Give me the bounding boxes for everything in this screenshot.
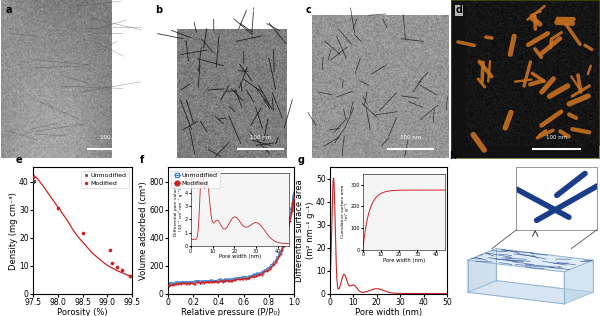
Polygon shape	[467, 249, 593, 272]
Legend: Unmodified, Modified: Unmodified, Modified	[81, 171, 129, 188]
Point	[53, 206, 62, 211]
Point	[107, 260, 117, 265]
Point	[29, 179, 39, 184]
Text: d: d	[455, 5, 463, 15]
Legend: Unmodified, Modified: Unmodified, Modified	[171, 171, 220, 188]
Point	[125, 274, 134, 279]
Text: g: g	[297, 155, 304, 165]
Polygon shape	[564, 260, 593, 304]
Polygon shape	[467, 281, 593, 304]
X-axis label: Pore width (nm): Pore width (nm)	[355, 308, 422, 316]
Point	[105, 248, 115, 253]
X-axis label: Porosity (%): Porosity (%)	[57, 308, 108, 316]
Text: b: b	[155, 5, 163, 15]
Text: 100 nm: 100 nm	[100, 135, 121, 140]
Text: f: f	[140, 155, 145, 165]
Point	[78, 231, 88, 236]
Text: e: e	[15, 155, 22, 165]
Text: SiCellA: SiCellA	[364, 8, 386, 13]
Text: h: h	[449, 151, 456, 161]
Point	[28, 179, 38, 184]
Polygon shape	[467, 249, 496, 292]
Point	[117, 267, 127, 272]
Text: 100 nm: 100 nm	[400, 135, 421, 140]
Text: 100 nm: 100 nm	[546, 135, 568, 140]
Y-axis label: Volume adsorbed (cm³): Volume adsorbed (cm³)	[139, 181, 148, 280]
Text: 100 nm: 100 nm	[250, 135, 271, 140]
Y-axis label: Differential surface area
(m² nm⁻¹ g⁻¹): Differential surface area (m² nm⁻¹ g⁻¹)	[295, 179, 314, 282]
Point	[112, 265, 122, 270]
X-axis label: Relative pressure (P/P₀): Relative pressure (P/P₀)	[181, 308, 281, 316]
Y-axis label: Density (mg cm⁻³): Density (mg cm⁻³)	[8, 192, 17, 270]
Text: c: c	[305, 5, 311, 15]
Text: a: a	[5, 5, 12, 15]
Point	[28, 175, 38, 180]
Text: Unmodified cellulose aerogel: Unmodified cellulose aerogel	[179, 8, 271, 13]
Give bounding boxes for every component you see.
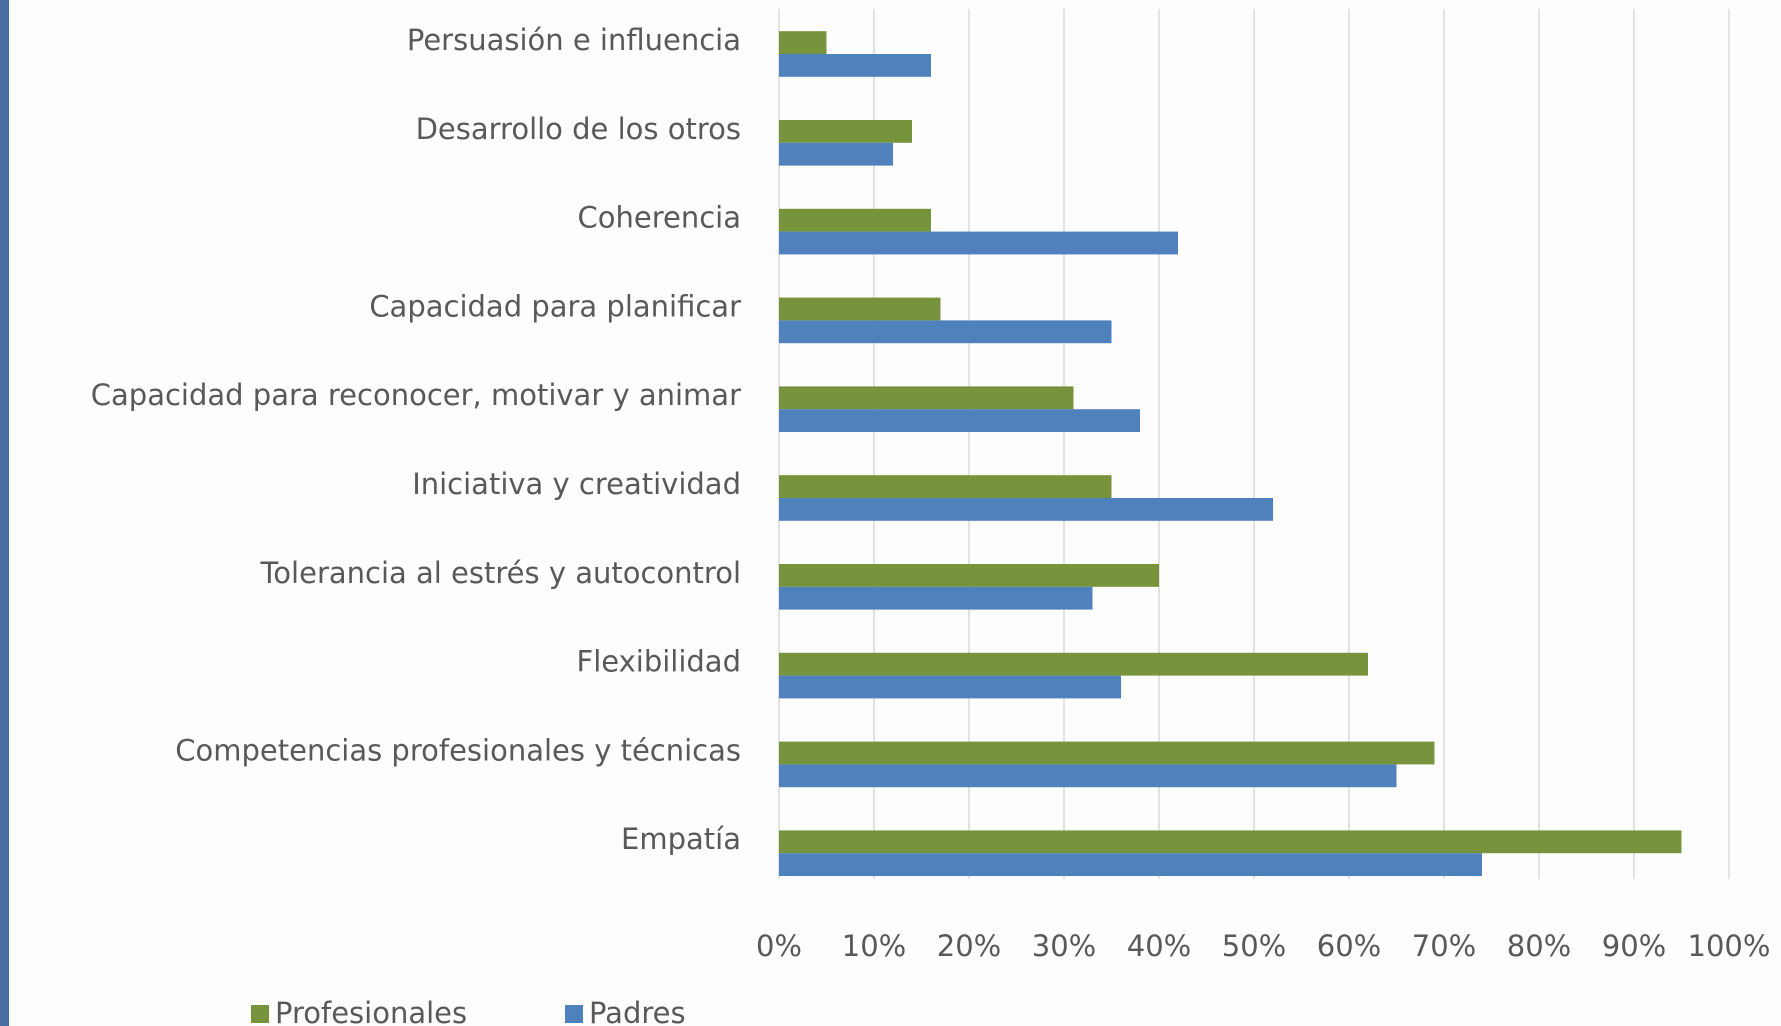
x-tick-label: 80% xyxy=(1507,929,1571,963)
bar xyxy=(779,564,1159,587)
x-tick-label: 0% xyxy=(756,929,802,963)
y-tick-label: Persuasión e influencia xyxy=(407,23,741,57)
legend-swatch xyxy=(565,1005,583,1023)
bar xyxy=(779,652,1368,676)
y-tick-label: Coherencia xyxy=(578,201,742,235)
y-tick-label: Flexibilidad xyxy=(577,645,741,679)
bar xyxy=(779,31,827,54)
bar xyxy=(779,853,1482,876)
bar xyxy=(779,208,931,232)
bar xyxy=(779,297,941,321)
bar xyxy=(779,475,1112,498)
bar xyxy=(779,675,1121,699)
bar xyxy=(779,830,1682,854)
bar xyxy=(779,498,1273,521)
left-stripe xyxy=(0,0,9,1026)
legend-swatch xyxy=(251,1005,269,1023)
bar xyxy=(779,386,1074,410)
y-tick-label: Capacidad para reconocer, motivar y anim… xyxy=(91,378,741,412)
x-tick-label: 10% xyxy=(842,929,906,963)
x-tick-label: 60% xyxy=(1317,929,1381,963)
bar xyxy=(779,120,912,143)
bar xyxy=(779,320,1112,344)
bar xyxy=(779,231,1178,255)
y-tick-label: Iniciativa y creatividad xyxy=(412,467,741,501)
bar xyxy=(779,586,1093,610)
x-tick-label: 70% xyxy=(1412,929,1476,963)
bar xyxy=(779,764,1397,788)
y-tick-label: Desarrollo de los otros xyxy=(416,112,741,146)
y-tick-label: Competencias profesionales y técnicas xyxy=(175,733,741,767)
y-tick-label: Tolerancia al estrés y autocontrol xyxy=(260,556,741,590)
legend-label: Padres xyxy=(589,996,686,1026)
x-tick-label: 40% xyxy=(1127,929,1191,963)
bar xyxy=(779,741,1435,765)
y-tick-label: Empatía xyxy=(621,822,741,856)
x-tick-label: 100% xyxy=(1688,929,1771,963)
y-tick-label: Capacidad para planificar xyxy=(369,289,741,323)
legend-label: Profesionales xyxy=(275,996,467,1026)
x-tick-label: 30% xyxy=(1032,929,1096,963)
x-tick-label: 20% xyxy=(937,929,1001,963)
x-tick-label: 50% xyxy=(1222,929,1286,963)
bar xyxy=(779,54,931,77)
bar xyxy=(779,409,1140,432)
x-tick-label: 90% xyxy=(1602,929,1666,963)
bar xyxy=(779,142,893,166)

#### DO THIS
Copy every line above verbatim, and leave the pictures out of your answer.

#### ANSWER TO THIS TASK
Give me the bounding boxes for everything in this screenshot.
Polygon shape	[467, 249, 593, 272]
Legend: Unmodified, Modified: Unmodified, Modified	[81, 171, 129, 188]
Point	[53, 206, 62, 211]
Point	[107, 260, 117, 265]
Point	[29, 179, 39, 184]
Text: d: d	[455, 5, 463, 15]
Legend: Unmodified, Modified: Unmodified, Modified	[171, 171, 220, 188]
Point	[125, 274, 134, 279]
Text: g: g	[297, 155, 304, 165]
Polygon shape	[564, 260, 593, 304]
Polygon shape	[467, 281, 593, 304]
X-axis label: Pore width (nm): Pore width (nm)	[355, 308, 422, 316]
Point	[105, 248, 115, 253]
X-axis label: Porosity (%): Porosity (%)	[57, 308, 108, 316]
Text: b: b	[155, 5, 163, 15]
Text: 100 nm: 100 nm	[100, 135, 121, 140]
Text: f: f	[140, 155, 145, 165]
Point	[78, 231, 88, 236]
Text: e: e	[15, 155, 22, 165]
Text: SiCellA: SiCellA	[364, 8, 386, 13]
Text: h: h	[449, 151, 456, 161]
Point	[28, 179, 38, 184]
Polygon shape	[467, 249, 496, 292]
Point	[117, 267, 127, 272]
Text: 100 nm: 100 nm	[400, 135, 421, 140]
Text: 100 nm: 100 nm	[546, 135, 568, 140]
Y-axis label: Volume adsorbed (cm³): Volume adsorbed (cm³)	[139, 181, 148, 280]
Text: 100 nm: 100 nm	[250, 135, 271, 140]
Y-axis label: Differential surface area
(m² nm⁻¹ g⁻¹): Differential surface area (m² nm⁻¹ g⁻¹)	[295, 179, 314, 282]
Point	[112, 265, 122, 270]
X-axis label: Relative pressure (P/P₀): Relative pressure (P/P₀)	[181, 308, 281, 316]
Y-axis label: Density (mg cm⁻³): Density (mg cm⁻³)	[8, 192, 17, 270]
Text: c: c	[305, 5, 311, 15]
Text: a: a	[5, 5, 12, 15]
Point	[28, 175, 38, 180]
Text: Unmodified cellulose aerogel: Unmodified cellulose aerogel	[179, 8, 271, 13]
Give bounding boxes for every component you see.
x-tick-label: 80% xyxy=(1507,929,1571,963)
bar xyxy=(779,564,1159,587)
x-tick-label: 0% xyxy=(756,929,802,963)
y-tick-label: Persuasión e influencia xyxy=(407,23,741,57)
legend-swatch xyxy=(565,1005,583,1023)
bar xyxy=(779,652,1368,676)
y-tick-label: Coherencia xyxy=(578,201,742,235)
y-tick-label: Flexibilidad xyxy=(577,645,741,679)
bar xyxy=(779,31,827,54)
bar xyxy=(779,853,1482,876)
bar xyxy=(779,208,931,232)
bar xyxy=(779,297,941,321)
bar xyxy=(779,475,1112,498)
bar xyxy=(779,675,1121,699)
bar xyxy=(779,830,1682,854)
bar xyxy=(779,498,1273,521)
left-stripe xyxy=(0,0,9,1026)
legend-swatch xyxy=(251,1005,269,1023)
bar xyxy=(779,386,1074,410)
y-tick-label: Capacidad para reconocer, motivar y anim… xyxy=(91,378,741,412)
x-tick-label: 10% xyxy=(842,929,906,963)
x-tick-label: 60% xyxy=(1317,929,1381,963)
bar xyxy=(779,120,912,143)
bar xyxy=(779,320,1112,344)
bar xyxy=(779,231,1178,255)
y-tick-label: Iniciativa y creatividad xyxy=(412,467,741,501)
bar xyxy=(779,586,1093,610)
x-tick-label: 70% xyxy=(1412,929,1476,963)
bar xyxy=(779,764,1397,788)
y-tick-label: Desarrollo de los otros xyxy=(416,112,741,146)
y-tick-label: Competencias profesionales y técnicas xyxy=(175,733,741,767)
y-tick-label: Tolerancia al estrés y autocontrol xyxy=(260,556,741,590)
legend-label: Padres xyxy=(589,996,686,1026)
x-tick-label: 40% xyxy=(1127,929,1191,963)
bar xyxy=(779,741,1435,765)
y-tick-label: Empatía xyxy=(621,822,741,856)
x-tick-label: 100% xyxy=(1688,929,1771,963)
y-tick-label: Capacidad para planificar xyxy=(369,289,741,323)
legend-label: Profesionales xyxy=(275,996,467,1026)
x-tick-label: 30% xyxy=(1032,929,1096,963)
x-tick-label: 20% xyxy=(937,929,1001,963)
x-tick-label: 50% xyxy=(1222,929,1286,963)
bar xyxy=(779,54,931,77)
bar xyxy=(779,409,1140,432)
x-tick-label: 90% xyxy=(1602,929,1666,963)
bar xyxy=(779,142,893,166)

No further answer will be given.